GOAL: Copy every line of the entries that includes the word "application".

=====

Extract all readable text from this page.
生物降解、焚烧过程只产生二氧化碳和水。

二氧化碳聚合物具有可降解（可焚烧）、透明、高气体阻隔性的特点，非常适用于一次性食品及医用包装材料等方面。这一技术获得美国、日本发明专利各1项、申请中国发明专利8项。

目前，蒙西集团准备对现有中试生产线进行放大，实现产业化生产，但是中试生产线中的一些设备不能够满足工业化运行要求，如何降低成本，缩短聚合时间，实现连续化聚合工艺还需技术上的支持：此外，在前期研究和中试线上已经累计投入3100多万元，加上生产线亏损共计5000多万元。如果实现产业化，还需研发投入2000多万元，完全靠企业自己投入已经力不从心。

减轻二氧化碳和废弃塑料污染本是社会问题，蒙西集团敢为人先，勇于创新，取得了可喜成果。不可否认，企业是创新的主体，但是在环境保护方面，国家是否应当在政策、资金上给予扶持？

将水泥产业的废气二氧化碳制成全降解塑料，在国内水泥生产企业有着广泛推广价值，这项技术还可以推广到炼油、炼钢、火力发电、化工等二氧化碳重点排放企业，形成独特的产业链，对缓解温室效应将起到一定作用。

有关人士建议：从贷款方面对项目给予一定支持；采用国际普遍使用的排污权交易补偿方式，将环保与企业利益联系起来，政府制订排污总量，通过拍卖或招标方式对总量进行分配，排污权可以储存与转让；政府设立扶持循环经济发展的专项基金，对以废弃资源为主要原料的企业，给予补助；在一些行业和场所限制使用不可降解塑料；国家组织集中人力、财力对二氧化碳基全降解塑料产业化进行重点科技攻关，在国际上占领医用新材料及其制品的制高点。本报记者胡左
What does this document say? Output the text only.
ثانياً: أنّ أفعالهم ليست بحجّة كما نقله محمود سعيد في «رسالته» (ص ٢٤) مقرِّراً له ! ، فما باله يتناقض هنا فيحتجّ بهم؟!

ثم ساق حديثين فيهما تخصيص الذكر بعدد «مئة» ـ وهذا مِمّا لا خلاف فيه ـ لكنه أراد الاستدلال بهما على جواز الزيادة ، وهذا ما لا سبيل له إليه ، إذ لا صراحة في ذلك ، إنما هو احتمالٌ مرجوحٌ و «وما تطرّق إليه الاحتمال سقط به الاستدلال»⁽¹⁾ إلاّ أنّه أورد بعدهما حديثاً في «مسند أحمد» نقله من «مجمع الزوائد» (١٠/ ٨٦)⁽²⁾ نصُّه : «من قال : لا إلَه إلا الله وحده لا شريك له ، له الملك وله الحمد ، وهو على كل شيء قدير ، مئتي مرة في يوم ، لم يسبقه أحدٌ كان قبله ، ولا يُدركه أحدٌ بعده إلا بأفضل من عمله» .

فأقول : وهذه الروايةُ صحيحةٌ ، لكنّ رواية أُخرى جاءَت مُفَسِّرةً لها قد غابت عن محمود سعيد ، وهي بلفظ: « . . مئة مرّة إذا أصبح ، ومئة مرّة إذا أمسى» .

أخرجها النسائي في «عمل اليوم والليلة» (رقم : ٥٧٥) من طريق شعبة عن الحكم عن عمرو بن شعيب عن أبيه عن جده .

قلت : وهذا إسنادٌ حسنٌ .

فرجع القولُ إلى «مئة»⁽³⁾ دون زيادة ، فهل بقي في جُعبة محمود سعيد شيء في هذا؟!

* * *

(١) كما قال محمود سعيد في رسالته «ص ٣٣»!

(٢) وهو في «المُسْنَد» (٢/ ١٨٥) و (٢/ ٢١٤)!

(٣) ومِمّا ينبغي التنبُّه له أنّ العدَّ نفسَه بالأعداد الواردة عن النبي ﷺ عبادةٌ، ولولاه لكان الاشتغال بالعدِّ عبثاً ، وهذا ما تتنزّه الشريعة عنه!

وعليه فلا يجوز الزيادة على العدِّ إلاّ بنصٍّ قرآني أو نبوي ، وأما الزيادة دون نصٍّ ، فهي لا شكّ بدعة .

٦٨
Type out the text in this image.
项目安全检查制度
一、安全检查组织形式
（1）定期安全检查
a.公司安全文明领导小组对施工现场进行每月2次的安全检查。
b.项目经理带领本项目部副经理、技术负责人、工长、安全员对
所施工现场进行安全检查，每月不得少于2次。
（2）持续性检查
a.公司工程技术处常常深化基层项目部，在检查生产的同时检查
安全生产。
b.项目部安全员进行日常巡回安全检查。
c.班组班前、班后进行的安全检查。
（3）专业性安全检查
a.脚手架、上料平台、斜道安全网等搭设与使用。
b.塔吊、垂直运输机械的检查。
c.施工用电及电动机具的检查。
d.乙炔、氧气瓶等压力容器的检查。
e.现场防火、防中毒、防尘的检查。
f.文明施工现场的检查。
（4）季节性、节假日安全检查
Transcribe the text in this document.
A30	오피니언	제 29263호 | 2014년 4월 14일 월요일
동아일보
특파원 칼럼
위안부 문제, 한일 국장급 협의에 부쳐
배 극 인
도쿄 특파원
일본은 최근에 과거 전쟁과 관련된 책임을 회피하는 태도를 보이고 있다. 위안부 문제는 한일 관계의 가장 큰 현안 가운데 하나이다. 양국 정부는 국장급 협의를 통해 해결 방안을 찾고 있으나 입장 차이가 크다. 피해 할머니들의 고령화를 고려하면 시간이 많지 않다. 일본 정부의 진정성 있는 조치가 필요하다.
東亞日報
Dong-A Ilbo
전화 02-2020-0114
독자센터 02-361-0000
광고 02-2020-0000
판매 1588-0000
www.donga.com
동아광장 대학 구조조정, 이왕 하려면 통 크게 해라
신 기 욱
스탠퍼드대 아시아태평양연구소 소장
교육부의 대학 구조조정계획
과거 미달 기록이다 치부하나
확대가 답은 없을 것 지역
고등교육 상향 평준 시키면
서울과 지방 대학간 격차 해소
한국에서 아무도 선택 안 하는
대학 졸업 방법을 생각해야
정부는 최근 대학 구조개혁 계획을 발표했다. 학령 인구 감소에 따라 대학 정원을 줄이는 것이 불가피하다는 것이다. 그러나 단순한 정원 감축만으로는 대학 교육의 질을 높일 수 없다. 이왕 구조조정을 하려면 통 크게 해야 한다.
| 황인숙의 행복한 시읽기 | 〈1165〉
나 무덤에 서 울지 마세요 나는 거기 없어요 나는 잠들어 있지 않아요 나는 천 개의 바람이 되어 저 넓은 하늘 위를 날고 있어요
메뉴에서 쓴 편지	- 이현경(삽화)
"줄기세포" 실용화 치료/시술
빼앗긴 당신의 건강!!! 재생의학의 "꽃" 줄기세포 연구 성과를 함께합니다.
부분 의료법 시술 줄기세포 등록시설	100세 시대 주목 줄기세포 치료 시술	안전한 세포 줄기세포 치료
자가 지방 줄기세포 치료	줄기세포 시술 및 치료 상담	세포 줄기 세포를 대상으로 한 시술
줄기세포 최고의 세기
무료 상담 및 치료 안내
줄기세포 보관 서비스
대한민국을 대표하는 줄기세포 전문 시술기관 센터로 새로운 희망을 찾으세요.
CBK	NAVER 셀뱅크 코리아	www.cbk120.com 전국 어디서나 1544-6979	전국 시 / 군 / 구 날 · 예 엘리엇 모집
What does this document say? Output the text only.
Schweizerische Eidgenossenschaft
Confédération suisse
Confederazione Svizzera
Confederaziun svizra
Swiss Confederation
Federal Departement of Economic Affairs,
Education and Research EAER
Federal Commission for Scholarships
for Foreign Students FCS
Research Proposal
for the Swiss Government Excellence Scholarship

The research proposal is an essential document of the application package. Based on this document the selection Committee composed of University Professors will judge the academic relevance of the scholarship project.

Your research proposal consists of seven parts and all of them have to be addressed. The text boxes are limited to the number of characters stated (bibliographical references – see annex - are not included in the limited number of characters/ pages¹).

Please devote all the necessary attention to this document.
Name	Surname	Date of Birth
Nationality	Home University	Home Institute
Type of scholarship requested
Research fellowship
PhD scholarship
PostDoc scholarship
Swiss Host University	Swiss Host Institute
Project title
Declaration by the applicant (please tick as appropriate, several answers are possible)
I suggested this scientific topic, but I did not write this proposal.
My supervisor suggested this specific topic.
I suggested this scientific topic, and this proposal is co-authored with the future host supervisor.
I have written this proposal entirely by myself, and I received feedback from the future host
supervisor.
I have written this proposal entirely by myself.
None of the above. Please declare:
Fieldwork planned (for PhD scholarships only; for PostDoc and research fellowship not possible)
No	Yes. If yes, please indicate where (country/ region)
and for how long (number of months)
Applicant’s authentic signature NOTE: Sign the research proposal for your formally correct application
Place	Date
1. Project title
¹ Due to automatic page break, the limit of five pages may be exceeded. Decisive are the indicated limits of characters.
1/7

=====

RESPONSE TO THIS EXERCISE:
The research proposal is an essential document of the application package. Based on this document the selection Committee composed of University Professors will judge the academic relevance of the scholarship project.
Applicant’s authentic signature NOTE: Sign the research proposal for your formally correct application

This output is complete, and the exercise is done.